**The task**
Copy out all of the material exactly.

>>>

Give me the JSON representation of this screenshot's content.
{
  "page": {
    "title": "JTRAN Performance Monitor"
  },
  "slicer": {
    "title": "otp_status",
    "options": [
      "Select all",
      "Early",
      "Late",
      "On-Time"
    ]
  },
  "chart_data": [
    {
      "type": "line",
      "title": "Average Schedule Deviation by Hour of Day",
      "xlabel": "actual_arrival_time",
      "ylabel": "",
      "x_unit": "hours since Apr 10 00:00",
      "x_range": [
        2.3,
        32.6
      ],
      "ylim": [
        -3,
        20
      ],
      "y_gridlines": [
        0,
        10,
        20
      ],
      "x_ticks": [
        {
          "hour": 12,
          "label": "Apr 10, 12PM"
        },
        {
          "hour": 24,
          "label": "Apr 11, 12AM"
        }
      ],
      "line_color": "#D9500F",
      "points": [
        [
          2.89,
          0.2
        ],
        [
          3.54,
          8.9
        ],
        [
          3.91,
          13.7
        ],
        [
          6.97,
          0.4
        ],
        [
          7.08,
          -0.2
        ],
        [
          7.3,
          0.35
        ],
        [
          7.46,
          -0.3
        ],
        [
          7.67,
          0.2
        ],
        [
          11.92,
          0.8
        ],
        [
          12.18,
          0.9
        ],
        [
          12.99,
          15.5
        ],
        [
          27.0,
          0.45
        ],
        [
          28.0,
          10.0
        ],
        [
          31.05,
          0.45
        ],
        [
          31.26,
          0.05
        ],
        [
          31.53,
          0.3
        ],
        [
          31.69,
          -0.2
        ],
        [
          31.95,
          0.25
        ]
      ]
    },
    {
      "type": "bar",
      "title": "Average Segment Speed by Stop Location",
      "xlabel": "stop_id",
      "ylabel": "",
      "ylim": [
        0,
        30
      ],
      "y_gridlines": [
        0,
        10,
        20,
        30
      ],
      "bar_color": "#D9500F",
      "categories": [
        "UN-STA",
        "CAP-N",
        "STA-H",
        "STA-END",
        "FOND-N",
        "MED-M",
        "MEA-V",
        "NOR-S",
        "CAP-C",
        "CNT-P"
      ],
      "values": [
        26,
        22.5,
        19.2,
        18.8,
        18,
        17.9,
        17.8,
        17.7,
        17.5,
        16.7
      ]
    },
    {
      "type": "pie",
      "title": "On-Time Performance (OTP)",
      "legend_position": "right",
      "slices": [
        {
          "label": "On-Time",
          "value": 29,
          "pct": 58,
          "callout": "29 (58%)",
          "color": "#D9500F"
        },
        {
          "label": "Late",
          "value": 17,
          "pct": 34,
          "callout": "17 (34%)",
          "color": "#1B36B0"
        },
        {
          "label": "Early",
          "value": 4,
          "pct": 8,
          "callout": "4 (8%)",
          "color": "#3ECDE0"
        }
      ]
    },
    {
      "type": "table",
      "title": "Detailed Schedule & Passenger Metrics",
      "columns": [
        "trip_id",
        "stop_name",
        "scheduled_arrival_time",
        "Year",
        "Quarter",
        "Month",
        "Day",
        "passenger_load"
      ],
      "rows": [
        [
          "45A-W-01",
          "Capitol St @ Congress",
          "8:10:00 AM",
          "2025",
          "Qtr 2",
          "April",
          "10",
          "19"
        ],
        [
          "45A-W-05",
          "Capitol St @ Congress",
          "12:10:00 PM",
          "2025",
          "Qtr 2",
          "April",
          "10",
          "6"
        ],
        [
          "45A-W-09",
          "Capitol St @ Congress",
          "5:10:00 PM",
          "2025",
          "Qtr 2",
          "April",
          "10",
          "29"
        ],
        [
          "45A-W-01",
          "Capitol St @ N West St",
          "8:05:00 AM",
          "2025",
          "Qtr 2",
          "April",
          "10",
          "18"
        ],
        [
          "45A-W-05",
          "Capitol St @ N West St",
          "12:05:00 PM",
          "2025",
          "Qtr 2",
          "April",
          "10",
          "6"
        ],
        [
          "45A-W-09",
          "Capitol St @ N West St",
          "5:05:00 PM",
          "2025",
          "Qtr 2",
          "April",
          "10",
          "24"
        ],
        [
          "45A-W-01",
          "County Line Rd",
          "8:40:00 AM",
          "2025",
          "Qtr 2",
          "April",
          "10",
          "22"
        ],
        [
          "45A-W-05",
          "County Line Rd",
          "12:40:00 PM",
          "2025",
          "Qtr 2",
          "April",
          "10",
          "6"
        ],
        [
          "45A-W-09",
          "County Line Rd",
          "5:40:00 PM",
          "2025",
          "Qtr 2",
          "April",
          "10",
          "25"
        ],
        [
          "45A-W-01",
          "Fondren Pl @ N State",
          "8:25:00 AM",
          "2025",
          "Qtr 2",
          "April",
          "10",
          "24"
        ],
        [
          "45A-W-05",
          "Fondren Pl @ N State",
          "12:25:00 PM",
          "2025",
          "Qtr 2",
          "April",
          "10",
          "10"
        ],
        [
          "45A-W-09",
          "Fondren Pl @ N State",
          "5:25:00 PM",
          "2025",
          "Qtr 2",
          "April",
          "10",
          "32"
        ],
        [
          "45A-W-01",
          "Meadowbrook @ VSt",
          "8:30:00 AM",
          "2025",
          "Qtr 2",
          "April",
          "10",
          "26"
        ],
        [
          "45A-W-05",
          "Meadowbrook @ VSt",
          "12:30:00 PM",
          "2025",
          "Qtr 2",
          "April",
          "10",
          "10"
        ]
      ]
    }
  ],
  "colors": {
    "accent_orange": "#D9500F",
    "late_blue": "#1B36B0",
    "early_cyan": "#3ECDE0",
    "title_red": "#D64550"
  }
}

<<<

**Exercise result**
Give me the JSON representation of this screenshot's content.
{
  "page": {
    "title": "JTRAN Performance Monitor"
  },
  "slicer": {
    "title": "otp_status",
    "options": [
      "Select all",
      "Early",
      "Late",
      "On-Time"
    ]
  },
  "chart_data": [
    {
      "type": "line",
      "title": "Average Schedule Deviation by Hour of Day",
      "xlabel": "actual_arrival_time",
      "ylabel": "",
      "x_unit": "hours since Apr 10 00:00",
      "x_range": [
        2.3,
        32.6
      ],
      "ylim": [
        -3,
        20
      ],
      "y_gridlines": [
        0,
        10,
        20
      ],
      "x_ticks": [
        {
          "hour": 12,
          "label": "Apr 10, 12PM"
        },
        {
          "hour": 24,
          "label": "Apr 11, 12AM"
        }
      ],
      "line_color": "#D9500F",
      "points": [
        [
          2.89,
          0.2
        ],
        [
          3.54,
          8.9
        ],
        [
          3.91,
          13.7
        ],
        [
          6.97,
          0.4
        ],
        [
          7.08,
          -0.2
        ],
        [
          7.3,
          0.35
        ],
        [
          7.46,
          -0.3
        ],
        [
          7.67,
          0.2
        ],
        [
          11.92,
          0.8
        ],
        [
          12.18,
          0.9
        ],
        [
          12.99,
          15.5
        ],
        [
          27.0,
          0.45
        ],
        [
          28.0,
          10.0
        ],
        [
          31.05,
          0.45
        ],
        [
          31.26,
          0.05
        ],
        [
          31.53,
          0.3
        ],
        [
          31.69,
          -0.2
        ],
        [
          31.95,
          0.25
        ]
      ]
    },
    {
      "type": "bar",
      "title": "Average Segment Speed by Stop Location",
      "xlabel": "stop_id",
      "ylabel": "",
      "ylim": [
        0,
        30
      ],
      "y_gridlines": [
        0,
        10,
        20,
        30
      ],
      "bar_color": "#D9500F",
      "categories": [
        "UN-STA",
        "CAP-N",
        "STA-H",
        "STA-END",
        "FOND-N",
        "MED-M",
        "MEA-V",
        "NOR-S",
        "CAP-C",
        "CNT-P"
      ],
      "values": [
        26,
        22.5,
        19.2,
        18.8,
        18,
        17.9,
        17.8,
        17.7,
        17.5,
        16.7
      ]
    },
    {
      "type": "pie",
      "title": "On-Time Performance (OTP)",
      "legend_position": "right",
      "slices": [
        {
          "label": "On-Time",
          "value": 29,
          "pct": 58,
          "callout": "29 (58%)",
          "color": "#D9500F"
        },
        {
          "label": "Late",
          "value": 17,
          "pct": 34,
          "callout": "17 (34%)",
          "color": "#1B36B0"
        },
        {
          "label": "Early",
          "value": 4,
          "pct": 8,
          "callout": "4 (8%)",
          "color": "#3ECDE0"
        }
      ]
    },
    {
      "type": "table",
      "title": "Detailed Schedule & Passenger Metrics",
      "columns": [
        "trip_id",
        "stop_name",
        "scheduled_arrival_time",
        "Year",
        "Quarter",
        "Month",
        "Day",
        "passenger_load"
      ],
      "rows": [
        [
          "45A-W-01",
          "Capitol St @ Congress",
          "8:10:00 AM",
          "2025",
          "Qtr 2",
          "April",
          "10",
          "19"
        ],
        [
          "45A-W-05",
          "Capitol St @ Congress",
          "12:10:00 PM",
          "2025",
          "Qtr 2",
          "April",
          "10",
          "6"
        ],
        [
          "45A-W-09",
          "Capitol St @ Congress",
          "5:10:00 PM",
          "2025",
          "Qtr 2",
          "April",
          "10",
          "29"
        ],
        [
          "45A-W-01",
          "Capitol St @ N West St",
          "8:05:00 AM",
          "2025",
          "Qtr 2",
          "April",
          "10",
          "18"
        ],
        [
          "45A-W-05",
          "Capitol St @ N West St",
          "12:05:00 PM",
          "2025",
          "Qtr 2",
          "April",
          "10",
          "6"
        ],
        [
          "45A-W-09",
          "Capitol St @ N West St",
          "5:05:00 PM",
          "2025",
          "Qtr 2",
          "April",
          "10",
          "24"
        ],
        [
          "45A-W-01",
          "County Line Rd",
          "8:40:00 AM",
          "2025",
          "Qtr 2",
          "April",
          "10",
          "22"
        ],
        [
          "45A-W-05",
          "County Line Rd",
          "12:40:00 PM",
          "2025",
          "Qtr 2",
          "April",
          "10",
          "6"
        ],
        [
          "45A-W-09",
          "County Line Rd",
          "5:40:00 PM",
          "2025",
          "Qtr 2",
          "April",
          "10",
          "25"
        ],
        [
          "45A-W-01",
          "Fondren Pl @ N State",
          "8:25:00 AM",
          "2025",
          "Qtr 2",
          "April",
          "10",
          "24"
        ],
        [
          "45A-W-05",
          "Fondren Pl @ N State",
          "12:25:00 PM",
          "2025",
          "Qtr 2",
          "April",
          "10",
          "10"
        ],
        [
          "45A-W-09",
          "Fondren Pl @ N State",
          "5:25:00 PM",
          "2025",
          "Qtr 2",
          "April",
          "10",
          "32"
        ],
        [
          "45A-W-01",
          "Meadowbrook @ VSt",
          "8:30:00 AM",
          "2025",
          "Qtr 2",
          "April",
          "10",
          "26"
        ],
        [
          "45A-W-05",
          "Meadowbrook @ VSt",
          "12:30:00 PM",
          "2025",
          "Qtr 2",
          "April",
          "10",
          "10"
        ]
      ]
    }
  ],
  "colors": {
    "accent_orange": "#D9500F",
    "late_blue": "#1B36B0",
    "early_cyan": "#3ECDE0",
    "title_red": "#D64550"
  }
}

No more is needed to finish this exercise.